# [LISTED RECORDS]
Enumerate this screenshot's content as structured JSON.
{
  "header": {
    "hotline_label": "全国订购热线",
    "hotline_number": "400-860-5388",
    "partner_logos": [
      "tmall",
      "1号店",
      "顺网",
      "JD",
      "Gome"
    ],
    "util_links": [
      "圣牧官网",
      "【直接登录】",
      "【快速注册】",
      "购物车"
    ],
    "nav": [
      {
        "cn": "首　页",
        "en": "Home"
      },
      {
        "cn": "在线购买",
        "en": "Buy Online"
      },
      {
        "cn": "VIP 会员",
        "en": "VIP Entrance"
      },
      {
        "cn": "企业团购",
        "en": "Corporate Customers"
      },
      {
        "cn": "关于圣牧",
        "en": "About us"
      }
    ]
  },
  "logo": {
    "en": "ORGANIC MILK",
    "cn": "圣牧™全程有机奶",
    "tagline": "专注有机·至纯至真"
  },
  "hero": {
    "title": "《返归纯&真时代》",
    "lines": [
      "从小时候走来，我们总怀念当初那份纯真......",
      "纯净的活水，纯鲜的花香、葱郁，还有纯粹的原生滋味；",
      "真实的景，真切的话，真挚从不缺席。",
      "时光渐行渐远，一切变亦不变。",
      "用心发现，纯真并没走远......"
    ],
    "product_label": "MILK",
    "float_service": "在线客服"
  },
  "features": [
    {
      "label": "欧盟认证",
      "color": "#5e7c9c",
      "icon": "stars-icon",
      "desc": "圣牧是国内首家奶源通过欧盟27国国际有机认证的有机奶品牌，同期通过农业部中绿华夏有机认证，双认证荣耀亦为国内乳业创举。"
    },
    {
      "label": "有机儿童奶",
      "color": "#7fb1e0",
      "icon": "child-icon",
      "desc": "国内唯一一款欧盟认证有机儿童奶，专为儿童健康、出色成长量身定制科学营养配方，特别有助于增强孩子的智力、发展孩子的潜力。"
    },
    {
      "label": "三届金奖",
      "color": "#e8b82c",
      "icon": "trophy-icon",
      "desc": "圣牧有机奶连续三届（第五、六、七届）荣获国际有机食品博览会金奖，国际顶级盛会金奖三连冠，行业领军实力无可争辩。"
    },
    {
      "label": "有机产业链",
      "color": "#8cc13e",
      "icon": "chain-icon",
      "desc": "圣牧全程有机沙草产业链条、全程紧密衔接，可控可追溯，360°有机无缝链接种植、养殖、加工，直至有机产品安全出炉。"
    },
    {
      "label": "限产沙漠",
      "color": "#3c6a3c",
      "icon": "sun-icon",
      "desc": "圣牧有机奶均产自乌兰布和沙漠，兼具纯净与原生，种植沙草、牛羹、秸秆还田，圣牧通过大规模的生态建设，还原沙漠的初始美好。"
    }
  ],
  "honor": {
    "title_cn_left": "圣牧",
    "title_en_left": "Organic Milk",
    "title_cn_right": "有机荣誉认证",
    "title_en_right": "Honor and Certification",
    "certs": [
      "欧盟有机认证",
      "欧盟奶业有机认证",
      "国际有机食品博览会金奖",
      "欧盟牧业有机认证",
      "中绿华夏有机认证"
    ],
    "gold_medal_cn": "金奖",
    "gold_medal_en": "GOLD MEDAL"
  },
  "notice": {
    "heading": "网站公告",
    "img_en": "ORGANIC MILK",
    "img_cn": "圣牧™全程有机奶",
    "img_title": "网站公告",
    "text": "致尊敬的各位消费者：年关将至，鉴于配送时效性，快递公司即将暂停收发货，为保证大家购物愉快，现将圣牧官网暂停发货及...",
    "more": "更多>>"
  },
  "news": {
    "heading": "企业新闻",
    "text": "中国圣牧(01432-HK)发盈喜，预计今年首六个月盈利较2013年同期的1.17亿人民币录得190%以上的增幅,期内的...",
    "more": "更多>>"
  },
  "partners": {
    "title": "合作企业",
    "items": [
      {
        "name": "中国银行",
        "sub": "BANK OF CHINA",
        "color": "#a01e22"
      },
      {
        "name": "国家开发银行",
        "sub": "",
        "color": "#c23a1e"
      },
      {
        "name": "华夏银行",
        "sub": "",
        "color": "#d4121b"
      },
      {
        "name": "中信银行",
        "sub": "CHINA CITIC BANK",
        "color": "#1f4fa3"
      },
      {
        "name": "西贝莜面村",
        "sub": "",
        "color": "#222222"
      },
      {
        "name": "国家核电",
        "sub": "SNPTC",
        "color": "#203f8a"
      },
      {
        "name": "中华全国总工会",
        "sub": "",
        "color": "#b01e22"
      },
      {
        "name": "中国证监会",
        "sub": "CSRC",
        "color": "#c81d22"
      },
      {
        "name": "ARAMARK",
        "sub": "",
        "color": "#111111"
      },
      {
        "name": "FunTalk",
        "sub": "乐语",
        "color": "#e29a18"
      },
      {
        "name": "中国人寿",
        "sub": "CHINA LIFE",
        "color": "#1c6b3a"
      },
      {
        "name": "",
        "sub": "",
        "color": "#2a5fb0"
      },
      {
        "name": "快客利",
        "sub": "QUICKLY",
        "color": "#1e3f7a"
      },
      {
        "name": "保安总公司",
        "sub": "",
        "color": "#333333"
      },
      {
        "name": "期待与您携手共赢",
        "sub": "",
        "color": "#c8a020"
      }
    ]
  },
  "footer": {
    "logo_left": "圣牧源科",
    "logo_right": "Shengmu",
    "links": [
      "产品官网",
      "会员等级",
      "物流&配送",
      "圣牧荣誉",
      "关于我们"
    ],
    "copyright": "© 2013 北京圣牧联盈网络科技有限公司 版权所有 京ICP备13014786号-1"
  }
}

# [CHALLENGE]
Please reproduce each record precisely as written.

# [WRITTEN ANSWER]
Enumerate this screenshot's content as structured JSON.
{
  "header": {
    "hotline_label": "全国订购热线",
    "hotline_number": "400-860-5388",
    "partner_logos": [
      "tmall",
      "1号店",
      "顺网",
      "JD",
      "Gome"
    ],
    "util_links": [
      "圣牧官网",
      "【直接登录】",
      "【快速注册】",
      "购物车"
    ],
    "nav": [
      {
        "cn": "首　页",
        "en": "Home"
      },
      {
        "cn": "在线购买",
        "en": "Buy Online"
      },
      {
        "cn": "VIP 会员",
        "en": "VIP Entrance"
      },
      {
        "cn": "企业团购",
        "en": "Corporate Customers"
      },
      {
        "cn": "关于圣牧",
        "en": "About us"
      }
    ]
  },
  "logo": {
    "en": "ORGANIC MILK",
    "cn": "圣牧™全程有机奶",
    "tagline": "专注有机·至纯至真"
  },
  "hero": {
    "title": "《返归纯&真时代》",
    "lines": [
      "从小时候走来，我们总怀念当初那份纯真......",
      "纯净的活水，纯鲜的花香、葱郁，还有纯粹的原生滋味；",
      "真实的景，真切的话，真挚从不缺席。",
      "时光渐行渐远，一切变亦不变。",
      "用心发现，纯真并没走远......"
    ],
    "product_label": "MILK",
    "float_service": "在线客服"
  },
  "features": [
    {
      "label": "欧盟认证",
      "color": "#5e7c9c",
      "icon": "stars-icon",
      "desc": "圣牧是国内首家奶源通过欧盟27国国际有机认证的有机奶品牌，同期通过农业部中绿华夏有机认证，双认证荣耀亦为国内乳业创举。"
    },
    {
      "label": "有机儿童奶",
      "color": "#7fb1e0",
      "icon": "child-icon",
      "desc": "国内唯一一款欧盟认证有机儿童奶，专为儿童健康、出色成长量身定制科学营养配方，特别有助于增强孩子的智力、发展孩子的潜力。"
    },
    {
      "label": "三届金奖",
      "color": "#e8b82c",
      "icon": "trophy-icon",
      "desc": "圣牧有机奶连续三届（第五、六、七届）荣获国际有机食品博览会金奖，国际顶级盛会金奖三连冠，行业领军实力无可争辩。"
    },
    {
      "label": "有机产业链",
      "color": "#8cc13e",
      "icon": "chain-icon",
      "desc": "圣牧全程有机沙草产业链条、全程紧密衔接，可控可追溯，360°有机无缝链接种植、养殖、加工，直至有机产品安全出炉。"
    },
    {
      "label": "限产沙漠",
      "color": "#3c6a3c",
      "icon": "sun-icon",
      "desc": "圣牧有机奶均产自乌兰布和沙漠，兼具纯净与原生，种植沙草、牛羹、秸秆还田，圣牧通过大规模的生态建设，还原沙漠的初始美好。"
    }
  ],
  "honor": {
    "title_cn_left": "圣牧",
    "title_en_left": "Organic Milk",
    "title_cn_right": "有机荣誉认证",
    "title_en_right": "Honor and Certification",
    "certs": [
      "欧盟有机认证",
      "欧盟奶业有机认证",
      "国际有机食品博览会金奖",
      "欧盟牧业有机认证",
      "中绿华夏有机认证"
    ],
    "gold_medal_cn": "金奖",
    "gold_medal_en": "GOLD MEDAL"
  },
  "notice": {
    "heading": "网站公告",
    "img_en": "ORGANIC MILK",
    "img_cn": "圣牧™全程有机奶",
    "img_title": "网站公告",
    "text": "致尊敬的各位消费者：年关将至，鉴于配送时效性，快递公司即将暂停收发货，为保证大家购物愉快，现将圣牧官网暂停发货及...",
    "more": "更多>>"
  },
  "news": {
    "heading": "企业新闻",
    "text": "中国圣牧(01432-HK)发盈喜，预计今年首六个月盈利较2013年同期的1.17亿人民币录得190%以上的增幅,期内的...",
    "more": "更多>>"
  },
  "partners": {
    "title": "合作企业",
    "items": [
      {
        "name": "中国银行",
        "sub": "BANK OF CHINA",
        "color": "#a01e22"
      },
      {
        "name": "国家开发银行",
        "sub": "",
        "color": "#c23a1e"
      },
      {
        "name": "华夏银行",
        "sub": "",
        "color": "#d4121b"
      },
      {
        "name": "中信银行",
        "sub": "CHINA CITIC BANK",
        "color": "#1f4fa3"
      },
      {
        "name": "西贝莜面村",
        "sub": "",
        "color": "#222222"
      },
      {
        "name": "国家核电",
        "sub": "SNPTC",
        "color": "#203f8a"
      },
      {
        "name": "中华全国总工会",
        "sub": "",
        "color": "#b01e22"
      },
      {
        "name": "中国证监会",
        "sub": "CSRC",
        "color": "#c81d22"
      },
      {
        "name": "ARAMARK",
        "sub": "",
        "color": "#111111"
      },
      {
        "name": "FunTalk",
        "sub": "乐语",
        "color": "#e29a18"
      },
      {
        "name": "中国人寿",
        "sub": "CHINA LIFE",
        "color": "#1c6b3a"
      },
      {
        "name": "",
        "sub": "",
        "color": "#2a5fb0"
      },
      {
        "name": "快客利",
        "sub": "QUICKLY",
        "color": "#1e3f7a"
      },
      {
        "name": "保安总公司",
        "sub": "",
        "color": "#333333"
      },
      {
        "name": "期待与您携手共赢",
        "sub": "",
        "color": "#c8a020"
      }
    ]
  },
  "footer": {
    "logo_left": "圣牧源科",
    "logo_right": "Shengmu",
    "links": [
      "产品官网",
      "会员等级",
      "物流&配送",
      "圣牧荣誉",
      "关于我们"
    ],
    "copyright": "© 2013 北京圣牧联盈网络科技有限公司 版权所有 京ICP备13014786号-1"
  }
}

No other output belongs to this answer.